Copy every line that holds "Other".

::: Data rows :::

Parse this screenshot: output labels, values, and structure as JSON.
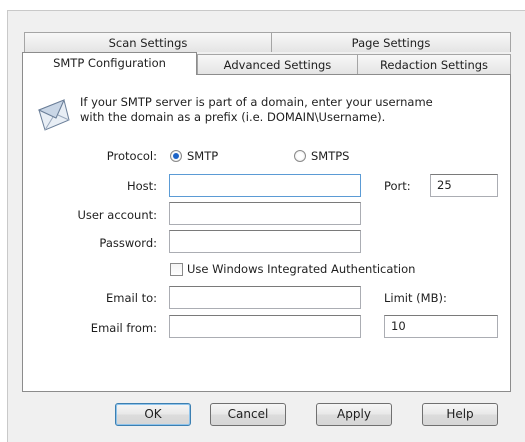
{
  "tabs": {
    "row_back": [
      "Scan Settings",
      "Page Settings"
    ],
    "row_front": [
      "SMTP Configuration",
      "Advanced Settings",
      "Redaction Settings"
    ],
    "active": "SMTP Configuration"
  },
  "info": {
    "icon": "email-envelope-icon",
    "line1": "If your SMTP server is part of a domain, enter your username",
    "line2": "with the domain as a prefix (i.e. DOMAIN\\Username)."
  },
  "form": {
    "protocol_label": "Protocol:",
    "protocol_options": [
      "SMTP",
      "SMTPS"
    ],
    "protocol_selected": "SMTP",
    "host_label": "Host:",
    "host_value": "",
    "port_label": "Port:",
    "port_value": "25",
    "user_label": "User account:",
    "user_value": "",
    "password_label": "Password:",
    "password_value": "",
    "windows_auth_label": "Use Windows Integrated Authentication",
    "windows_auth_checked": false,
    "email_to_label": "Email to:",
    "email_to_value": "",
    "limit_label": "Limit (MB):",
    "limit_value": "10",
    "email_from_label": "Email from:",
    "email_from_value": ""
  },
  "buttons": {
    "ok": "OK",
    "cancel": "Cancel",
    "apply": "Apply",
    "help": "Help"
  },
  "colors": {
    "panel": "#ffffff",
    "frame": "#f0f0f0",
    "radio_dot": "#1c63c7",
    "default_button_border": "#3c7fb1"
  }
}
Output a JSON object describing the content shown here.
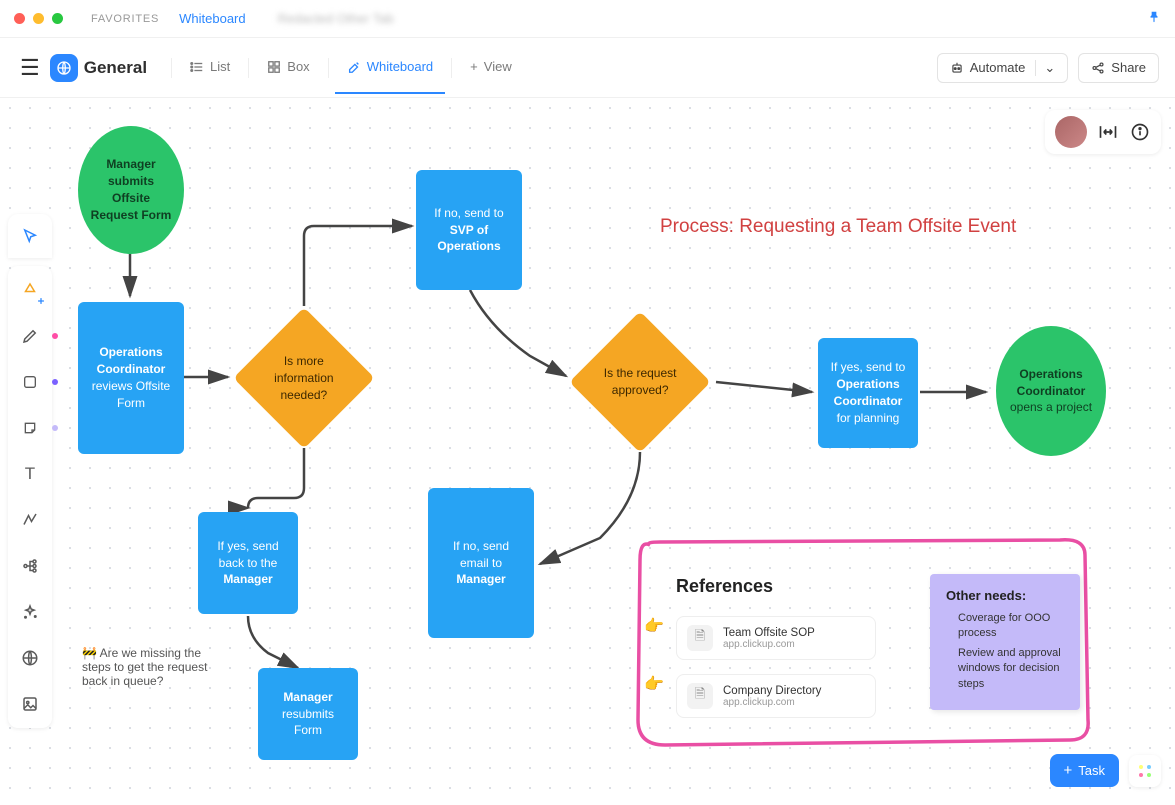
{
  "window": {
    "favorites": "FAVORITES",
    "tabs": [
      "Whiteboard",
      "Redacted Other Tab"
    ]
  },
  "toolbar": {
    "space_title": "General",
    "views": {
      "list": "List",
      "box": "Box",
      "whiteboard": "Whiteboard",
      "add": "View"
    },
    "automate": "Automate",
    "share": "Share"
  },
  "canvas": {
    "title": "Process: Requesting a Team Offsite Event",
    "comment": "🚧 Are we missing the steps to get the request back in queue?",
    "nodes": {
      "start": {
        "line1": "Manager submits Offsite Request Form"
      },
      "review": {
        "bold": "Operations Coordinator",
        "rest": "reviews Offsite Form"
      },
      "moreinfo": "Is more information needed?",
      "sendback": {
        "pre": "If yes, send back to the",
        "bold": "Manager"
      },
      "resubmit": {
        "bold": "Manager",
        "rest": "resubmits Form"
      },
      "svp": {
        "pre": "If no, send to",
        "bold": "SVP of Operations"
      },
      "approved": "Is the request approved?",
      "emailno": {
        "pre": "If no, send email to",
        "bold": "Manager"
      },
      "planning": {
        "pre": "If yes, send to",
        "bold": "Operations Coordinator",
        "post": "for planning"
      },
      "opens": {
        "bold": "Operations Coordinator",
        "rest": "opens a project"
      }
    },
    "references": {
      "heading": "References",
      "cards": [
        {
          "title": "Team Offsite SOP",
          "sub": "app.clickup.com"
        },
        {
          "title": "Company Directory",
          "sub": "app.clickup.com"
        }
      ],
      "needs_title": "Other needs:",
      "needs": [
        "Coverage for OOO process",
        "Review and approval windows for decision steps"
      ]
    }
  },
  "bottom": {
    "task": "Task"
  }
}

:::

_Answer to this task:_
      "Redacted Other Tab"
      "needs_title": "Other needs:",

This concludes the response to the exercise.